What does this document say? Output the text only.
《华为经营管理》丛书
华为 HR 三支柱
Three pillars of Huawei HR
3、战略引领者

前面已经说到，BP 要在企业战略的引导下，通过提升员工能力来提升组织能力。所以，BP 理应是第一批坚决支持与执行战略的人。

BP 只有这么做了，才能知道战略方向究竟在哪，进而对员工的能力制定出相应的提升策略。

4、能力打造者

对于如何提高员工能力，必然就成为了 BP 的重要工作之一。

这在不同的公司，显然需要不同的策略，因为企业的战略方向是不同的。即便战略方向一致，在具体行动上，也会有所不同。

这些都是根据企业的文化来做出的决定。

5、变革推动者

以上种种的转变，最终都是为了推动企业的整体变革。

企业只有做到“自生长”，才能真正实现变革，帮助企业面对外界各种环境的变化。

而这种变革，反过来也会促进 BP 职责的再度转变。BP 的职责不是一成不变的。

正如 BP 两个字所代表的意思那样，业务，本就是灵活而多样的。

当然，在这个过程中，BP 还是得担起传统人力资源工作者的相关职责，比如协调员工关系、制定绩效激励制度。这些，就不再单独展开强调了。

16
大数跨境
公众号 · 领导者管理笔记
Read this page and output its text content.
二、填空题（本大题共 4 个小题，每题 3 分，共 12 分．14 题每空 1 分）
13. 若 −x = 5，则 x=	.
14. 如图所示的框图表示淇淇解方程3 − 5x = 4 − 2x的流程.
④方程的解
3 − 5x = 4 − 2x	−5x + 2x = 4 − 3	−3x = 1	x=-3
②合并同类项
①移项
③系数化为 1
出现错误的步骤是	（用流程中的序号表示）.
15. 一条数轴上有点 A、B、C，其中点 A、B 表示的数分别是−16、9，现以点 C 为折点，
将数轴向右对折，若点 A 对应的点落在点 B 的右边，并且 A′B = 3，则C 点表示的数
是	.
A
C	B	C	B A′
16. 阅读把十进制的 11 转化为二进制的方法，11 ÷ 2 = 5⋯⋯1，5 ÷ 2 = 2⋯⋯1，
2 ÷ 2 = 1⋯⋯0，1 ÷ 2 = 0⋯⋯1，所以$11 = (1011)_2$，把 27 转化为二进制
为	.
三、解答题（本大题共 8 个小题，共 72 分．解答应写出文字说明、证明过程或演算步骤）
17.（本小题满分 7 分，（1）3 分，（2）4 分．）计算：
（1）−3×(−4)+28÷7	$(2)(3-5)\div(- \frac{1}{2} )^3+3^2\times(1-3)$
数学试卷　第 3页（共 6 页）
.....
Requirements => Copy exactly the lines from the one containing "Read this page and output its text content." through the last line of the records, both included, and nothing else.

Exercise answer =>
Read this page and output its text content.
二、填空题（本大题共 4 个小题，每题 3 分，共 12 分．14 题每空 1 分）
13. 若 −x = 5，则 x=	.
14. 如图所示的框图表示淇淇解方程3 − 5x = 4 − 2x的流程.
④方程的解
3 − 5x = 4 − 2x	−5x + 2x = 4 − 3	−3x = 1	x=-3
②合并同类项
①移项
③系数化为 1
出现错误的步骤是	（用流程中的序号表示）.
15. 一条数轴上有点 A、B、C，其中点 A、B 表示的数分别是−16、9，现以点 C 为折点，
将数轴向右对折，若点 A 对应的点落在点 B 的右边，并且 A′B = 3，则C 点表示的数
是	.
A
C	B	C	B A′
16. 阅读把十进制的 11 转化为二进制的方法，11 ÷ 2 = 5⋯⋯1，5 ÷ 2 = 2⋯⋯1，
2 ÷ 2 = 1⋯⋯0，1 ÷ 2 = 0⋯⋯1，所以$11 = (1011)_2$，把 27 转化为二进制
为	.
三、解答题（本大题共 8 个小题，共 72 分．解答应写出文字说明、证明过程或演算步骤）
17.（本小题满分 7 分，（1）3 分，（2）4 分．）计算：
（1）−3×(−4)+28÷7	$(2)(3-5)\div(- \frac{1}{2} )^3+3^2\times(1-3)$
数学试卷　第 3页（共 6 页）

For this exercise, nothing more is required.